— Begin TASK INPUT —
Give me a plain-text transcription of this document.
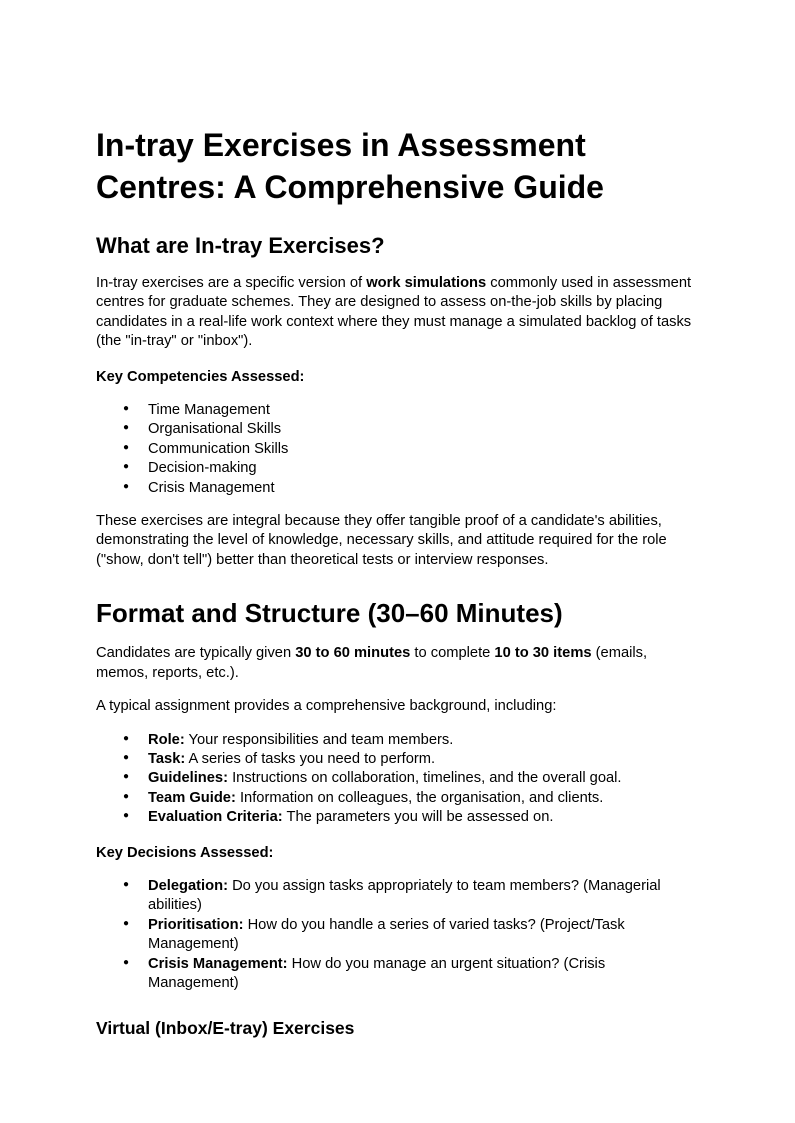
In-tray Exercises in Assessment Centres: A Comprehensive Guide
What are In-tray Exercises?

In-tray exercises are a specific version of work simulations commonly used in assessment centres for graduate schemes. They are designed to assess on-the-job skills by placing candidates in a real-life work context where they must manage a simulated backlog of tasks (the "in-tray" or "inbox").

Key Competencies Assessed:

● Time Management
● Organisational Skills
● Communication Skills
● Decision-making
● Crisis Management

These exercises are integral because they offer tangible proof of a candidate's abilities, demonstrating the level of knowledge, necessary skills, and attitude required for the role ("show, don't tell") better than theoretical tests or interview responses.

Format and Structure (30–60 Minutes)

Candidates are typically given 30 to 60 minutes to complete 10 to 30 items (emails, memos, reports, etc.).

A typical assignment provides a comprehensive background, including:

● Role: Your responsibilities and team members.
● Task: A series of tasks you need to perform.
● Guidelines: Instructions on collaboration, timelines, and the overall goal.
● Team Guide: Information on colleagues, the organisation, and clients.
● Evaluation Criteria: The parameters you will be assessed on.

Key Decisions Assessed:

● Delegation: Do you assign tasks appropriately to team members? (Managerial abilities)
● Prioritisation: How do you handle a series of varied tasks? (Project/Task Management)
● Crisis Management: How do you manage an urgent situation? (Crisis Management)
Virtual (Inbox/E-tray) Exercises
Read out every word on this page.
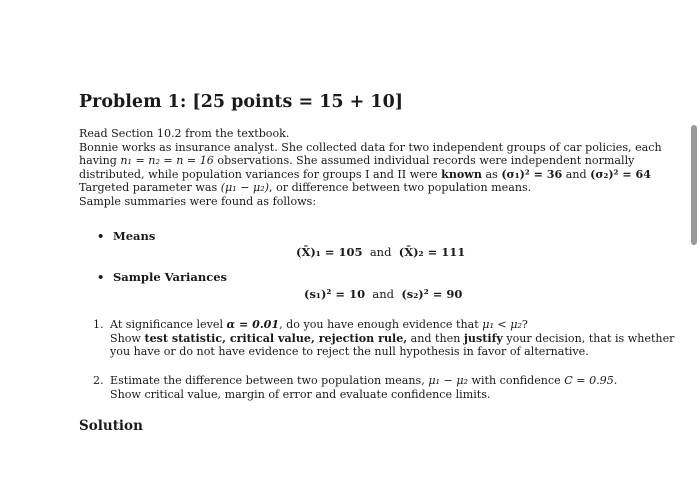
Problem 1: [25 points = 15 + 10]
Read Section 10.2 from the textbook.
Bonnie works as insurance analyst. She collected data for two independent groups of car policies, each
having n₁ = n₂ = n = 16 observations. She assumed individual records were independent normally
distributed, while population variances for groups I and II were known as (σ₁)² = 36 and (σ₂)² = 64
Targeted parameter was (μ₁ − μ₂), or difference between two population means.
Sample summaries were found as follows:
• Means
(X̄)₁ = 105 and (X̄)₂ = 111
• Sample Variances
(s₁)² = 10 and (s₂)² = 90
1. At significance level α = 0.01, do you have enough evidence that μ₁ < μ₂?
Show test statistic, critical value, rejection rule, and then justify your decision, that is whether
you have or do not have evidence to reject the null hypothesis in favor of alternative.
2. Estimate the difference between two population means, μ₁ − μ₂ with confidence C = 0.95.
Show critical value, margin of error and evaluate confidence limits.
Solution
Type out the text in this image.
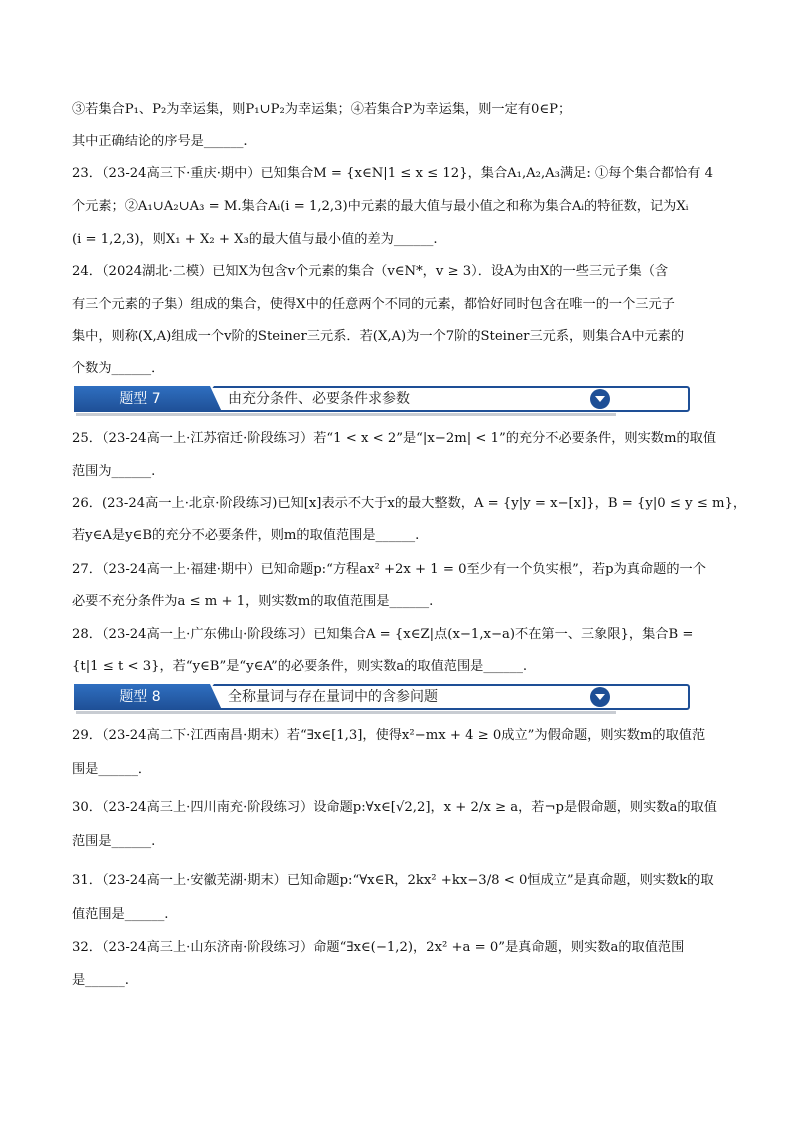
③若集合P₁、P₂为幸运集，则P₁∪P₂为幸运集；④若集合P为幸运集，则一定有0∈P；
其中正确结论的序号是______.
23．（23-24高三下·重庆·期中）已知集合M = {x∈N|1 ≤ x ≤ 12}，集合A₁,A₂,A₃满足: ①每个集合都恰有 4
个元素；②A₁∪A₂∪A₃ = M.集合Aᵢ(i = 1,2,3)中元素的最大值与最小值之和称为集合Aᵢ的特征数，记为Xᵢ
(i = 1,2,3)，则X₁ + X₂ + X₃的最大值与最小值的差为______.
24．（2024湖北·二模）已知X为包含v个元素的集合（v∈N*，v ≥ 3）．设A为由X的一些三元子集（含
有三个元素的子集）组成的集合，使得X中的任意两个不同的元素，都恰好同时包含在唯一的一个三元子
集中，则称(X,A)组成一个v阶的Steiner三元系．若(X,A)为一个7阶的Steiner三元系，则集合A中元素的
个数为______．
题型 7	由充分条件、必要条件求参数
25．（23-24高一上·江苏宿迁·阶段练习）若“1 < x < 2”是“|x−2m| < 1”的充分不必要条件，则实数m的取值
范围为______.
26．(23-24高一上·北京·阶段练习)已知[x]表示不大于x的最大整数，A = {y|y = x−[x]}，B = {y|0 ≤ y ≤ m}，
若y∈A是y∈B的充分不必要条件，则m的取值范围是______.
27．（23-24高一上·福建·期中）已知命题p:“方程ax² +2x + 1 = 0至少有一个负实根”，若p为真命题的一个
必要不充分条件为a ≤ m + 1，则实数m的取值范围是______.
28．（23-24高一上·广东佛山·阶段练习）已知集合A = {x∈Z|点(x−1,x−a)不在第一、三象限}，集合B =
{t|1 ≤ t < 3}，若“y∈B”是“y∈A”的必要条件，则实数a的取值范围是______.
题型 8	全称量词与存在量词中的含参问题
29．（23-24高二下·江西南昌·期末）若“∃x∈[1,3]，使得x²−mx + 4 ≥ 0成立”为假命题，则实数m的取值范
围是______．
30．（23-24高三上·四川南充·阶段练习）设命题p:∀x∈[√2,2]，x + 2/x ≥ a，若¬p是假命题，则实数a的取值
范围是______.
31．（23-24高一上·安徽芜湖·期末）已知命题p:“∀x∈R，2kx² +kx−3/8 < 0恒成立”是真命题，则实数k的取
值范围是______.
32．（23-24高三上·山东济南·阶段练习）命题“∃x∈(−1,2)，2x² +a = 0”是真命题，则实数a的取值范围
是______.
— End TASK INPUT —
**AIM**.
Your task is to list each line of the records with the word "difference".

**SOLVED PROBLEM**.
Targeted parameter was (μ₁ − μ₂), or difference between two population means.
2. Estimate the difference between two population means, μ₁ − μ₂ with confidence C = 0.95.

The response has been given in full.